(Extract provided)
THE CALL TO MARVEL
Matthew 17:1-13
Dr. Wm. J. Maxwell
First Presbyterian Church, Newport, RI
March 9, 2008
What a “world-wind tour”! Three years with Jesus, but the recent events seemed to be fast-paced, exhilarating and exhausting for Peter and the others. In the recent past, Jesus had fed miraculously over 5,000 men, women and children. Jesus then asked His disciples for how they perceived Him, as to who they thought He was, and Peter made his great confession of Jesus as “the Christ, the Son of the living God.” It was a high moment for Peter, even though that was followed by Jesus’ startling prediction of His death in Jerusalem.
That wasn’t acceptable to Peter, of course. A crucified Messiah? How could that be? But his objection to Jesus’ prediction earned him a stern rebuke from the Master. In fact, Jesus also told Peter and the others that those who follow Him must give their own lives – their will, their desires, and their future – into His hands, “for whoever wants to save his life will lose it,” He said, “but whoever loses his life for Me will find it.”
So many signs and wonders, a confession of faith, a startling prediction, then a radical call to discipleship … and if this wasn’t enough, Peter, James and John were about to experience an utterly awe-inspiring vision of glory before their very eyes!
THE SETTING.
We are told that after six days, Jesus took Peter, James and John up on to a high mountain. This mountain cannot be identified with certainty, but it was probably Mt. Hermon, fourteen miles north from Caesarea Philippi.
Having such a special relationship with Jesus, the three always counted it a tremendous honor and privilege to be separated from the other Twelve and to venture with Jesus into an experience of tremendous consequence. But they could hardly be prepared for this!

(Extracted material)
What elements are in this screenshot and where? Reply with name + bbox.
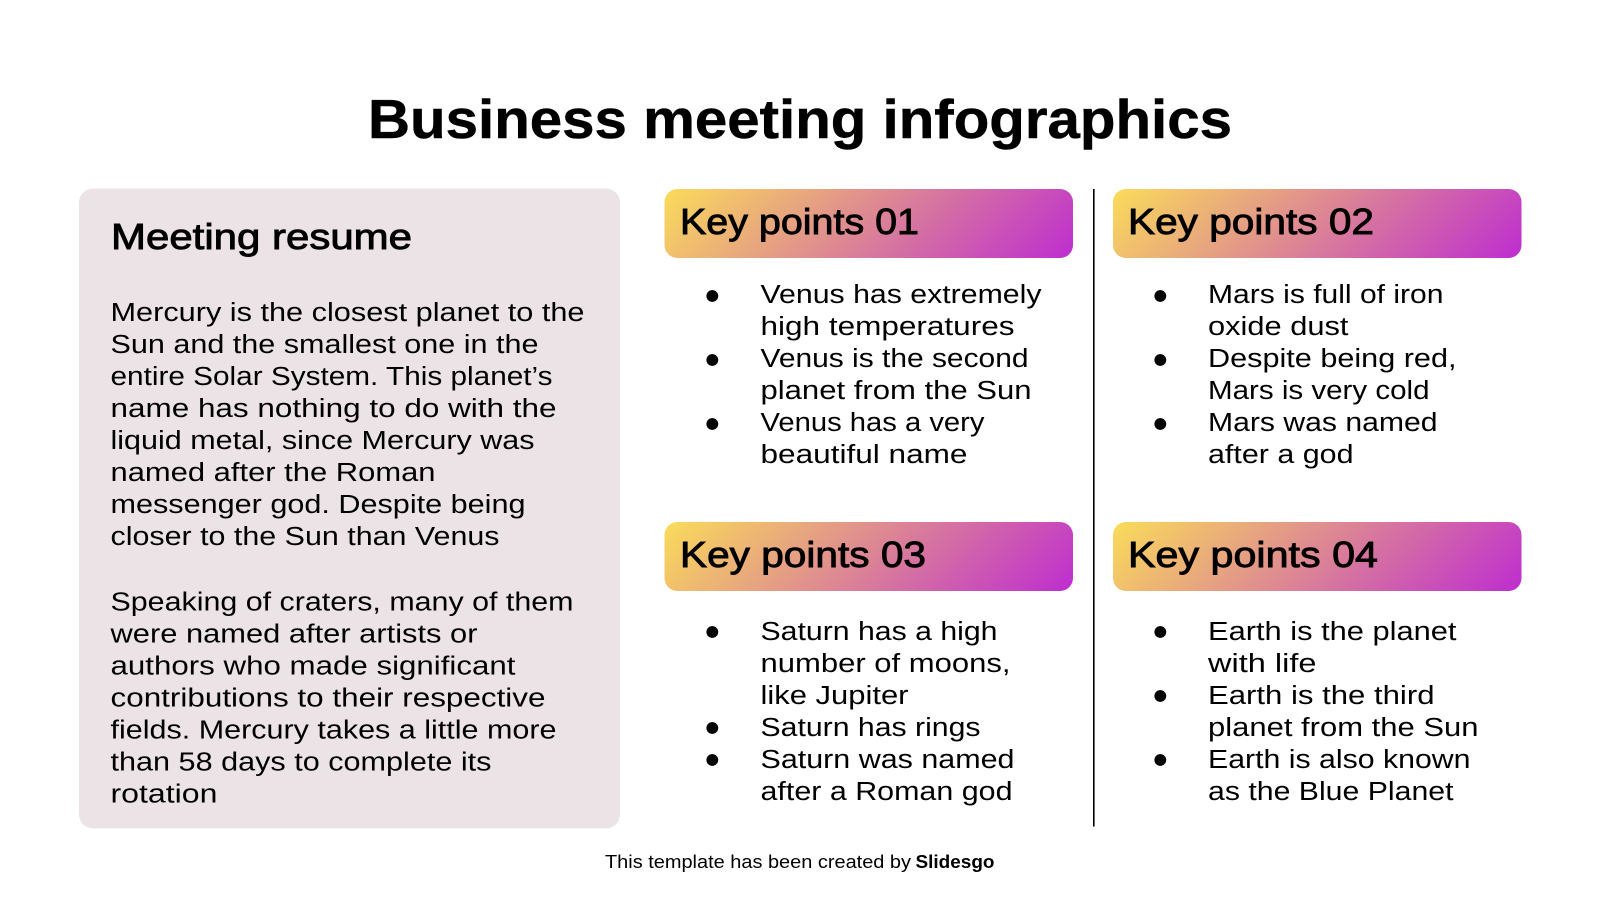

---

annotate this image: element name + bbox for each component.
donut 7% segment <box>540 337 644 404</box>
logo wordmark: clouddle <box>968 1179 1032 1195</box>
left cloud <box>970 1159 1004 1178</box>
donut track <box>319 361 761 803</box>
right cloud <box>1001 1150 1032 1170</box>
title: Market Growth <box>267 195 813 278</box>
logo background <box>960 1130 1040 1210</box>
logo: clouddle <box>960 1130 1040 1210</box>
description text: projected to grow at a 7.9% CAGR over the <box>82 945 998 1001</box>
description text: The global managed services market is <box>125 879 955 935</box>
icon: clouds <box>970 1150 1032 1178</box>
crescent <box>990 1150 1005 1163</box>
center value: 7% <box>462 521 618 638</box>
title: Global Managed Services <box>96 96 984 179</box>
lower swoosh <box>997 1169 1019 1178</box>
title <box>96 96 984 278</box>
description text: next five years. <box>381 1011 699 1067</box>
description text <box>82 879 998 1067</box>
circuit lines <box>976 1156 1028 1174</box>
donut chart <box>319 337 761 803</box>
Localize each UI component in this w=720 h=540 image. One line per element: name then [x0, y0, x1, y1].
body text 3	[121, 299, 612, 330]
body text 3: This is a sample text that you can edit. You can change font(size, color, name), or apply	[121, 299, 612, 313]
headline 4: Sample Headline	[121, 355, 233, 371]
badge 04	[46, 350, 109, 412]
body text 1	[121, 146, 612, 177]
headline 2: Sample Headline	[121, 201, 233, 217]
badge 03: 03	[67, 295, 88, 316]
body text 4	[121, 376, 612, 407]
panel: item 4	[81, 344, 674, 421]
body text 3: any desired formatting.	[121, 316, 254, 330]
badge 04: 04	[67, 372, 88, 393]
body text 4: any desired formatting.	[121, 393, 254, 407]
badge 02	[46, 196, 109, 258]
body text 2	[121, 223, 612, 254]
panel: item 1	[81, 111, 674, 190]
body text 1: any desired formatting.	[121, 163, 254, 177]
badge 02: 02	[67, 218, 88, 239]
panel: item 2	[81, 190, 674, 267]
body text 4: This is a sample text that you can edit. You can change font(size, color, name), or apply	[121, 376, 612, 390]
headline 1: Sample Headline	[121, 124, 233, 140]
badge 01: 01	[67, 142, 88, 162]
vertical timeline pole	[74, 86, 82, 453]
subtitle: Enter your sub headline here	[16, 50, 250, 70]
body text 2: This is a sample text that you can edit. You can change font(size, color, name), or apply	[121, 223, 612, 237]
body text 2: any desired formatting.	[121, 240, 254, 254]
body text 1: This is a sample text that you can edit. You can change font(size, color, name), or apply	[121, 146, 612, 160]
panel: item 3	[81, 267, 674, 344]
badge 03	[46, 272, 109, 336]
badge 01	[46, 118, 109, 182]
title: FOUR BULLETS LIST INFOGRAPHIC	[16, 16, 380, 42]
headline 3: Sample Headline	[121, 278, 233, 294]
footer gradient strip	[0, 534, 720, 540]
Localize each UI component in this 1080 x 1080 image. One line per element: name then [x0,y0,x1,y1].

(Given task 1)
Rewrite the rows from the one containing "annotate this image: element" down through the one containing "logo: clouddle <box>960 1130 1040 1210</box>", replacing "donut" with "ring" and leaving everything else unchanged.
(Given task 2)
Extend the sermon on Matthew 17:1-13, starting after the last sentence shown.
The rows have no connection to the sermon.

(Reply 1)
annotate this image: element name + bbox for each component.
ring 7% segment <box>540 337 644 404</box>
logo wordmark: clouddle <box>968 1179 1032 1195</box>
left cloud <box>970 1159 1004 1178</box>
ring track <box>319 361 761 803</box>
right cloud <box>1001 1150 1032 1170</box>
title: Market Growth <box>267 195 813 278</box>
logo background <box>960 1130 1040 1210</box>
logo: clouddle <box>960 1130 1040 1210</box>

(Reply 2)
We are told that it was evening and exhaustion had set in to make the disciples very sleepy, but Jesus remained awake to pray. Luke tells us that, “As he was praying, the appearance of his face changed, and his clothes became as bright as a flash of lightning.” [i] Mark tells us that Jesus’ “face shone like the sun, and his clothes became as white as the light.”
If that wasn’t enough, Peter and the other two discovered that Jesus wasn’t alone. At the moment he was joined by two others – Moses, the great lawgiver, and Elijah, perhaps the greatest prophet during the period of the kings of Israel. Together they represented the Law and the Prophets, with all the types, symbols, foretelling and predictions pointing to the Christ and His ministry. Appearing in “glorious splendor,” Moses and Elijah talked with Jesus “about his departure (or death), which he was about to bring to fulfillment in Jerusalem.” [ii]
That’s when Peter did a foolish thing in making a request of Jesus. “Lord, it is good for us to be here” (that’s quite an understatement!). “If you wish, I will put up three shelters – one for you, one for Moses and one for Elijah.” Peter desired to build tents or tabernacles, temporary shelters, probably made of branches and shrubbery. He wanted to detain, if possible, the visitors and sustain that moment of incredible glory.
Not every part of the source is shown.